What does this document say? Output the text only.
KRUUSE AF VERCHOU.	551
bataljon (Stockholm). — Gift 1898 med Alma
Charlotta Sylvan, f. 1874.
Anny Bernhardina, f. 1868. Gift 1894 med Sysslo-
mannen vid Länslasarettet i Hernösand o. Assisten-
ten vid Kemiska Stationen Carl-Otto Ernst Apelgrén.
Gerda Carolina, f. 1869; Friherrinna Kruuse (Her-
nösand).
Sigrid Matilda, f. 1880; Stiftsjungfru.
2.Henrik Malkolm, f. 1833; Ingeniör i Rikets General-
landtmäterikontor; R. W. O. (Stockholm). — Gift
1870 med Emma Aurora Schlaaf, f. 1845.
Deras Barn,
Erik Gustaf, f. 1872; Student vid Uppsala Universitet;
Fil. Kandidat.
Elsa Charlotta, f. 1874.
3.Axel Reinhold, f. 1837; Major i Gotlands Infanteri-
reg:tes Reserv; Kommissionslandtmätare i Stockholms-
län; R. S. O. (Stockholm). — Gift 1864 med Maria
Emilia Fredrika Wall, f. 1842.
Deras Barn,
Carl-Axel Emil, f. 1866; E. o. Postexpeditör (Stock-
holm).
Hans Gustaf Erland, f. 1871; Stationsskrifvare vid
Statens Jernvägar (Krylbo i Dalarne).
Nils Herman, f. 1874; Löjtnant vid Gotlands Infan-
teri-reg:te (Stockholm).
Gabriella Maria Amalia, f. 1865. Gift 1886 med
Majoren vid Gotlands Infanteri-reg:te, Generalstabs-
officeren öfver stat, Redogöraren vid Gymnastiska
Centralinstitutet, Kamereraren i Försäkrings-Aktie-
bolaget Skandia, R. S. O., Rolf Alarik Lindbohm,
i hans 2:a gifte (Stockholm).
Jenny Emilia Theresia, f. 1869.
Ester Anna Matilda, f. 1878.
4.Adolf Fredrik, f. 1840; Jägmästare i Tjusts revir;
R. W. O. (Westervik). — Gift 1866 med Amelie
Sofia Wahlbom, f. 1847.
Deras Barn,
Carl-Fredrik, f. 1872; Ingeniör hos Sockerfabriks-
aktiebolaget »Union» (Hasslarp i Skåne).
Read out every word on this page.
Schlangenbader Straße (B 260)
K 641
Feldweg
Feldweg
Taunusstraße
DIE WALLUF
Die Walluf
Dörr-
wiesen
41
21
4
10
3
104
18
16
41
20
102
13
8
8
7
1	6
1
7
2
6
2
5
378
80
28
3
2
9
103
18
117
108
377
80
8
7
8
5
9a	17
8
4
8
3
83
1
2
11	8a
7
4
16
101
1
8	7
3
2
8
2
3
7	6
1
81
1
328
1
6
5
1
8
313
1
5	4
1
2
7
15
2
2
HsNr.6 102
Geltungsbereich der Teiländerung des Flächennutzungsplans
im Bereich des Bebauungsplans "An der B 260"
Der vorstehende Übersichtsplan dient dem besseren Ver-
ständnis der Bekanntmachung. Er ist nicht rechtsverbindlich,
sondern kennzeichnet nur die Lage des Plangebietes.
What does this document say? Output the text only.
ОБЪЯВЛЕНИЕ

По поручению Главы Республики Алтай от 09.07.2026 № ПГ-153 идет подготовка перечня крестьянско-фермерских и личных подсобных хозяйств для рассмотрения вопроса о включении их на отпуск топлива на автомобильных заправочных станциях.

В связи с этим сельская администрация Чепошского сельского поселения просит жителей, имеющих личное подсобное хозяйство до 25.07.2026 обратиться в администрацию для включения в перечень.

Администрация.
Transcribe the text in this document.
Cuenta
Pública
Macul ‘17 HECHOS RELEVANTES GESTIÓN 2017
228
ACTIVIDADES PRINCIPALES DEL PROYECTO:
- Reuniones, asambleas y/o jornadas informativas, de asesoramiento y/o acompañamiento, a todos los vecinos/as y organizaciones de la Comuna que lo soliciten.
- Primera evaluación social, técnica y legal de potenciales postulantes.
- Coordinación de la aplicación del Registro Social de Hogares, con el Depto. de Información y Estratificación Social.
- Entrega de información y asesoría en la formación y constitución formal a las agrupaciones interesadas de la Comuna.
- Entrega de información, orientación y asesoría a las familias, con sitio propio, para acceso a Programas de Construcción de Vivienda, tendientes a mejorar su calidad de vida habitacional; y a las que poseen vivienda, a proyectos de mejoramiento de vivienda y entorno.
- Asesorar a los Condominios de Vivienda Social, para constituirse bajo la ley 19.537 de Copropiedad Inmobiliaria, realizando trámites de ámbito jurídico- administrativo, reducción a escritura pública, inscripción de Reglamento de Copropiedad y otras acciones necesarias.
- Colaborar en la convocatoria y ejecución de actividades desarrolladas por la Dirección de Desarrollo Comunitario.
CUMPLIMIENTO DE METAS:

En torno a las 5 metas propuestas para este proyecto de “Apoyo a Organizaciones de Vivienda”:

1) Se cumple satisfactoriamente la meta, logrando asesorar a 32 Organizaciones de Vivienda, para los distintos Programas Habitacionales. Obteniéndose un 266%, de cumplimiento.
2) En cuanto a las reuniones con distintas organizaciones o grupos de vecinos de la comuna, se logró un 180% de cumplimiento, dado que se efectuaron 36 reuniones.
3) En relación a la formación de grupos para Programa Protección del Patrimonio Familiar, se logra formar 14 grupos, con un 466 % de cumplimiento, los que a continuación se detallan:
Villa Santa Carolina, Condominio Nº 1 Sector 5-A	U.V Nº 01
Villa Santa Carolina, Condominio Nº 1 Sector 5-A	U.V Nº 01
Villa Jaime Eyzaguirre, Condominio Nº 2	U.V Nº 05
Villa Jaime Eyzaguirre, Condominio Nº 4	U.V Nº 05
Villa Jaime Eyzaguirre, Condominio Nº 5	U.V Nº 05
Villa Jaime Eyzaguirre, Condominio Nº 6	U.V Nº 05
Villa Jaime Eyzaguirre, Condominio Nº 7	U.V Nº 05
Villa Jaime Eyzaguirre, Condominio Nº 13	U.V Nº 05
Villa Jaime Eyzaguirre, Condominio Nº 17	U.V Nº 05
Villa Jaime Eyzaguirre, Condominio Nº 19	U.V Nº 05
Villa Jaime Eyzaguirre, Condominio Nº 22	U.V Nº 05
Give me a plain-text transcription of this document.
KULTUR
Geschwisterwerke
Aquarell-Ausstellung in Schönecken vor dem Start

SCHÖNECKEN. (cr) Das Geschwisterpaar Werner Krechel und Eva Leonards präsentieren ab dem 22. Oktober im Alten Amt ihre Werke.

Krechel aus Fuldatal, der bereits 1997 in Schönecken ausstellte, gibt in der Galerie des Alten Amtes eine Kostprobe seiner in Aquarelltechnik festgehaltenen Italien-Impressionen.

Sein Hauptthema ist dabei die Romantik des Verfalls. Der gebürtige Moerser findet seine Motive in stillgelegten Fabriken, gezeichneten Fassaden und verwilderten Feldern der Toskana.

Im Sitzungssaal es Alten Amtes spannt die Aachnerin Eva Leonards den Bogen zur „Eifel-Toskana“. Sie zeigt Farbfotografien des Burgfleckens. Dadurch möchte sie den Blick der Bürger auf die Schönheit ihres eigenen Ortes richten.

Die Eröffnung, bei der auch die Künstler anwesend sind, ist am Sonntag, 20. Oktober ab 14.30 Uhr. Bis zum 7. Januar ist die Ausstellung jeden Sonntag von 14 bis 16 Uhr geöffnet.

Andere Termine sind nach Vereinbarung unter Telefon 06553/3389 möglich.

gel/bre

#### Given exercise:
Each of the records should be retyped exactly.

#### The result:
What does this document say? Output the text only.
KRUUSE AF VERCHOU.	551
bataljon (Stockholm). — Gift 1898 med Alma
Charlotta Sylvan, f. 1874.
Anny Bernhardina, f. 1868. Gift 1894 med Sysslo-
mannen vid Länslasarettet i Hernösand o. Assisten-
ten vid Kemiska Stationen Carl-Otto Ernst Apelgrén.
Gerda Carolina, f. 1869; Friherrinna Kruuse (Her-
nösand).
Sigrid Matilda, f. 1880; Stiftsjungfru.
2.Henrik Malkolm, f. 1833; Ingeniör i Rikets General-
landtmäterikontor; R. W. O. (Stockholm). — Gift
1870 med Emma Aurora Schlaaf, f. 1845.
Deras Barn,
Erik Gustaf, f. 1872; Student vid Uppsala Universitet;
Fil. Kandidat.
Elsa Charlotta, f. 1874.
3.Axel Reinhold, f. 1837; Major i Gotlands Infanteri-
reg:tes Reserv; Kommissionslandtmätare i Stockholms-
län; R. S. O. (Stockholm). — Gift 1864 med Maria
Emilia Fredrika Wall, f. 1842.
Deras Barn,
Carl-Axel Emil, f. 1866; E. o. Postexpeditör (Stock-
holm).
Hans Gustaf Erland, f. 1871; Stationsskrifvare vid
Statens Jernvägar (Krylbo i Dalarne).
Nils Herman, f. 1874; Löjtnant vid Gotlands Infan-
teri-reg:te (Stockholm).
Gabriella Maria Amalia, f. 1865. Gift 1886 med
Majoren vid Gotlands Infanteri-reg:te, Generalstabs-
officeren öfver stat, Redogöraren vid Gymnastiska
Centralinstitutet, Kamereraren i Försäkrings-Aktie-
bolaget Skandia, R. S. O., Rolf Alarik Lindbohm,
i hans 2:a gifte (Stockholm).
Jenny Emilia Theresia, f. 1869.
Ester Anna Matilda, f. 1878.
4.Adolf Fredrik, f. 1840; Jägmästare i Tjusts revir;
R. W. O. (Westervik). — Gift 1866 med Amelie
Sofia Wahlbom, f. 1847.
Deras Barn,
Carl-Fredrik, f. 1872; Ingeniör hos Sockerfabriks-
aktiebolaget »Union» (Hasslarp i Skåne).
Read out every word on this page.
Schlangenbader Straße (B 260)
K 641
Feldweg
Feldweg
Taunusstraße
DIE WALLUF
Die Walluf
Dörr-
wiesen
41
21
4
10
3
104
18
16
41
20
102
13
8
8
7
1	6
1
7
2
6
2
5
378
80
28
3
2
9
103
18
117
108
377
80
8
7
8
5
9a	17
8
4
8
3
83
1
2
11	8a
7
4
16
101
1
8	7
3
2
8
2
3
7	6
1
81
1
328
1
6
5
1
8
313
1
5	4
1
2
7
15
2
2
HsNr.6 102
Geltungsbereich der Teiländerung des Flächennutzungsplans
im Bereich des Bebauungsplans "An der B 260"
Der vorstehende Übersichtsplan dient dem besseren Ver-
ständnis der Bekanntmachung. Er ist nicht rechtsverbindlich,
sondern kennzeichnet nur die Lage des Plangebietes.
What does this document say? Output the text only.
ОБЪЯВЛЕНИЕ

По поручению Главы Республики Алтай от 09.07.2026 № ПГ-153 идет подготовка перечня крестьянско-фермерских и личных подсобных хозяйств для рассмотрения вопроса о включении их на отпуск топлива на автомобильных заправочных станциях.

В связи с этим сельская администрация Чепошского сельского поселения просит жителей, имеющих личное подсобное хозяйство до 25.07.2026 обратиться в администрацию для включения в перечень.

Администрация.
Transcribe the text in this document.
Cuenta
Pública
Macul ‘17 HECHOS RELEVANTES GESTIÓN 2017
228
ACTIVIDADES PRINCIPALES DEL PROYECTO:
- Reuniones, asambleas y/o jornadas informativas, de asesoramiento y/o acompañamiento, a todos los vecinos/as y organizaciones de la Comuna que lo soliciten.
- Primera evaluación social, técnica y legal de potenciales postulantes.
- Coordinación de la aplicación del Registro Social de Hogares, con el Depto. de Información y Estratificación Social.
- Entrega de información y asesoría en la formación y constitución formal a las agrupaciones interesadas de la Comuna.
- Entrega de información, orientación y asesoría a las familias, con sitio propio, para acceso a Programas de Construcción de Vivienda, tendientes a mejorar su calidad de vida habitacional; y a las que poseen vivienda, a proyectos de mejoramiento de vivienda y entorno.
- Asesorar a los Condominios de Vivienda Social, para constituirse bajo la ley 19.537 de Copropiedad Inmobiliaria, realizando trámites de ámbito jurídico- administrativo, reducción a escritura pública, inscripción de Reglamento de Copropiedad y otras acciones necesarias.
- Colaborar en la convocatoria y ejecución de actividades desarrolladas por la Dirección de Desarrollo Comunitario.
CUMPLIMIENTO DE METAS:

En torno a las 5 metas propuestas para este proyecto de “Apoyo a Organizaciones de Vivienda”:

1) Se cumple satisfactoriamente la meta, logrando asesorar a 32 Organizaciones de Vivienda, para los distintos Programas Habitacionales. Obteniéndose un 266%, de cumplimiento.
2) En cuanto a las reuniones con distintas organizaciones o grupos de vecinos de la comuna, se logró un 180% de cumplimiento, dado que se efectuaron 36 reuniones.
3) En relación a la formación de grupos para Programa Protección del Patrimonio Familiar, se logra formar 14 grupos, con un 466 % de cumplimiento, los que a continuación se detallan:
Villa Santa Carolina, Condominio Nº 1 Sector 5-A	U.V Nº 01
Villa Santa Carolina, Condominio Nº 1 Sector 5-A	U.V Nº 01
Villa Jaime Eyzaguirre, Condominio Nº 2	U.V Nº 05
Villa Jaime Eyzaguirre, Condominio Nº 4	U.V Nº 05
Villa Jaime Eyzaguirre, Condominio Nº 5	U.V Nº 05
Villa Jaime Eyzaguirre, Condominio Nº 6	U.V Nº 05
Villa Jaime Eyzaguirre, Condominio Nº 7	U.V Nº 05
Villa Jaime Eyzaguirre, Condominio Nº 13	U.V Nº 05
Villa Jaime Eyzaguirre, Condominio Nº 17	U.V Nº 05
Villa Jaime Eyzaguirre, Condominio Nº 19	U.V Nº 05
Villa Jaime Eyzaguirre, Condominio Nº 22	U.V Nº 05
Give me a plain-text transcription of this document.
KULTUR
Geschwisterwerke
Aquarell-Ausstellung in Schönecken vor dem Start

SCHÖNECKEN. (cr) Das Geschwisterpaar Werner Krechel und Eva Leonards präsentieren ab dem 22. Oktober im Alten Amt ihre Werke.

Krechel aus Fuldatal, der bereits 1997 in Schönecken ausstellte, gibt in der Galerie des Alten Amtes eine Kostprobe seiner in Aquarelltechnik festgehaltenen Italien-Impressionen.

Sein Hauptthema ist dabei die Romantik des Verfalls. Der gebürtige Moerser findet seine Motive in stillgelegten Fabriken, gezeichneten Fassaden und verwilderten Feldern der Toskana.

Im Sitzungssaal es Alten Amtes spannt die Aachnerin Eva Leonards den Bogen zur „Eifel-Toskana“. Sie zeigt Farbfotografien des Burgfleckens. Dadurch möchte sie den Blick der Bürger auf die Schönheit ihres eigenen Ortes richten.

Die Eröffnung, bei der auch die Künstler anwesend sind, ist am Sonntag, 20. Oktober ab 14.30 Uhr. Bis zum 7. Januar ist die Ausstellung jeden Sonntag von 14 bis 16 Uhr geöffnet.

Andere Termine sind nach Vereinbarung unter Telefon 06553/3389 möglich.

gel/bre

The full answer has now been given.